- [Task objective] Write out every line of the material as it stands, apart from the pictures.

◆ ◆ ◆

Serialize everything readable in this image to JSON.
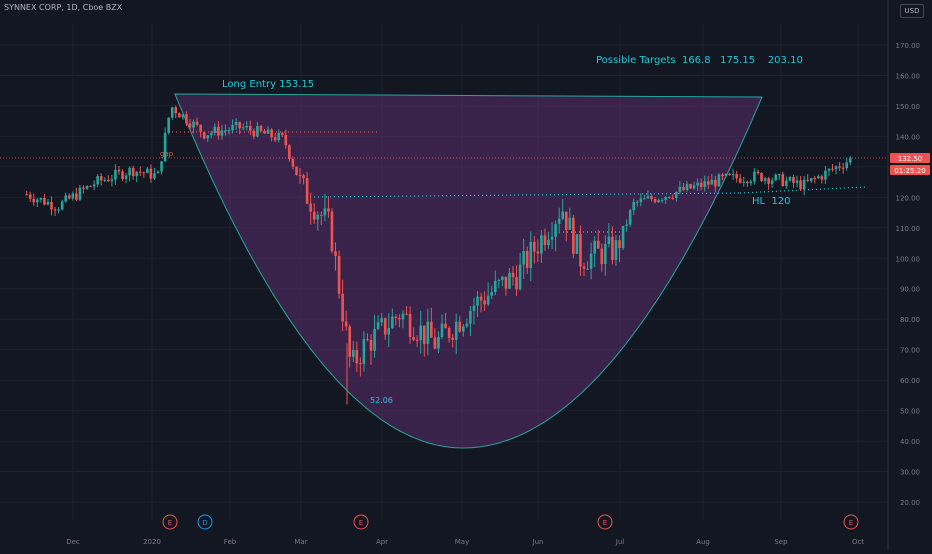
{
  "header": {
    "symbol_title": "SYNNEX CORP, 1D, Cboe BZX",
    "currency": "USD"
  },
  "chart_data": {
    "type": "candlestick",
    "ylim": [
      10,
      180
    ],
    "y_ticks": [
      "20.00",
      "30.00",
      "40.00",
      "50.00",
      "60.00",
      "70.00",
      "80.00",
      "90.00",
      "100.00",
      "110.00",
      "120.00",
      "130.00",
      "140.00",
      "150.00",
      "160.00",
      "170.00"
    ],
    "x_ticks": [
      "Dec",
      "2020",
      "Feb",
      "Mar",
      "Apr",
      "May",
      "Jun",
      "Jul",
      "Aug",
      "Sep",
      "Oct"
    ],
    "last_price": "132.50",
    "countdown": "01:25:20",
    "annotations": {
      "long_entry": "Long Entry 153.15",
      "targets": "Possible Targets  166.8   175.15    203.10",
      "low_label": "52.06",
      "hl_label": "HL  120",
      "gap_label": "gap"
    },
    "event_markers": [
      "E",
      "D",
      "E",
      "E",
      "E"
    ],
    "price_path": [
      {
        "date": "2019-11-13",
        "close": 121
      },
      {
        "date": "2019-11-25",
        "close": 117
      },
      {
        "date": "2019-12-10",
        "close": 125
      },
      {
        "date": "2019-12-24",
        "close": 129
      },
      {
        "date": "2020-01-03",
        "close": 127
      },
      {
        "date": "2020-01-08",
        "close": 150
      },
      {
        "date": "2020-01-21",
        "close": 141
      },
      {
        "date": "2020-02-04",
        "close": 143
      },
      {
        "date": "2020-02-21",
        "close": 139
      },
      {
        "date": "2020-02-28",
        "close": 123
      },
      {
        "date": "2020-03-10",
        "close": 110
      },
      {
        "date": "2020-03-18",
        "close": 64
      },
      {
        "date": "2020-03-23",
        "close": 71
      },
      {
        "date": "2020-04-06",
        "close": 82
      },
      {
        "date": "2020-04-20",
        "close": 72
      },
      {
        "date": "2020-05-05",
        "close": 85
      },
      {
        "date": "2020-05-22",
        "close": 95
      },
      {
        "date": "2020-06-08",
        "close": 117
      },
      {
        "date": "2020-06-15",
        "close": 100
      },
      {
        "date": "2020-06-29",
        "close": 103
      },
      {
        "date": "2020-07-06",
        "close": 118
      },
      {
        "date": "2020-08-10",
        "close": 126
      },
      {
        "date": "2020-08-24",
        "close": 127
      },
      {
        "date": "2020-09-10",
        "close": 124
      },
      {
        "date": "2020-09-28",
        "close": 132.5
      }
    ]
  },
  "colors": {
    "background": "#131722",
    "grid": "#1e222d",
    "up": "#26a69a",
    "down": "#ef5350",
    "cup_fill": "#5a2d6e",
    "cup_stroke": "#26a69a",
    "annotation_text": "#26c6da",
    "last_price_bg": "#ef5350",
    "axis_text": "#787b86"
  }
}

◆ ◆ ◆

- [Exercise result]
Serialize everything readable in this image to JSON.
{
  "header": {
    "symbol_title": "SYNNEX CORP, 1D, Cboe BZX",
    "currency": "USD"
  },
  "chart_data": {
    "type": "candlestick",
    "ylim": [
      10,
      180
    ],
    "y_ticks": [
      "20.00",
      "30.00",
      "40.00",
      "50.00",
      "60.00",
      "70.00",
      "80.00",
      "90.00",
      "100.00",
      "110.00",
      "120.00",
      "130.00",
      "140.00",
      "150.00",
      "160.00",
      "170.00"
    ],
    "x_ticks": [
      "Dec",
      "2020",
      "Feb",
      "Mar",
      "Apr",
      "May",
      "Jun",
      "Jul",
      "Aug",
      "Sep",
      "Oct"
    ],
    "last_price": "132.50",
    "countdown": "01:25:20",
    "annotations": {
      "long_entry": "Long Entry 153.15",
      "targets": "Possible Targets  166.8   175.15    203.10",
      "low_label": "52.06",
      "hl_label": "HL  120",
      "gap_label": "gap"
    },
    "event_markers": [
      "E",
      "D",
      "E",
      "E",
      "E"
    ],
    "price_path": [
      {
        "date": "2019-11-13",
        "close": 121
      },
      {
        "date": "2019-11-25",
        "close": 117
      },
      {
        "date": "2019-12-10",
        "close": 125
      },
      {
        "date": "2019-12-24",
        "close": 129
      },
      {
        "date": "2020-01-03",
        "close": 127
      },
      {
        "date": "2020-01-08",
        "close": 150
      },
      {
        "date": "2020-01-21",
        "close": 141
      },
      {
        "date": "2020-02-04",
        "close": 143
      },
      {
        "date": "2020-02-21",
        "close": 139
      },
      {
        "date": "2020-02-28",
        "close": 123
      },
      {
        "date": "2020-03-10",
        "close": 110
      },
      {
        "date": "2020-03-18",
        "close": 64
      },
      {
        "date": "2020-03-23",
        "close": 71
      },
      {
        "date": "2020-04-06",
        "close": 82
      },
      {
        "date": "2020-04-20",
        "close": 72
      },
      {
        "date": "2020-05-05",
        "close": 85
      },
      {
        "date": "2020-05-22",
        "close": 95
      },
      {
        "date": "2020-06-08",
        "close": 117
      },
      {
        "date": "2020-06-15",
        "close": 100
      },
      {
        "date": "2020-06-29",
        "close": 103
      },
      {
        "date": "2020-07-06",
        "close": 118
      },
      {
        "date": "2020-08-10",
        "close": 126
      },
      {
        "date": "2020-08-24",
        "close": 127
      },
      {
        "date": "2020-09-10",
        "close": 124
      },
      {
        "date": "2020-09-28",
        "close": 132.5
      }
    ]
  },
  "colors": {
    "background": "#131722",
    "grid": "#1e222d",
    "up": "#26a69a",
    "down": "#ef5350",
    "cup_fill": "#5a2d6e",
    "cup_stroke": "#26a69a",
    "annotation_text": "#26c6da",
    "last_price_bg": "#ef5350",
    "axis_text": "#787b86"
  }
}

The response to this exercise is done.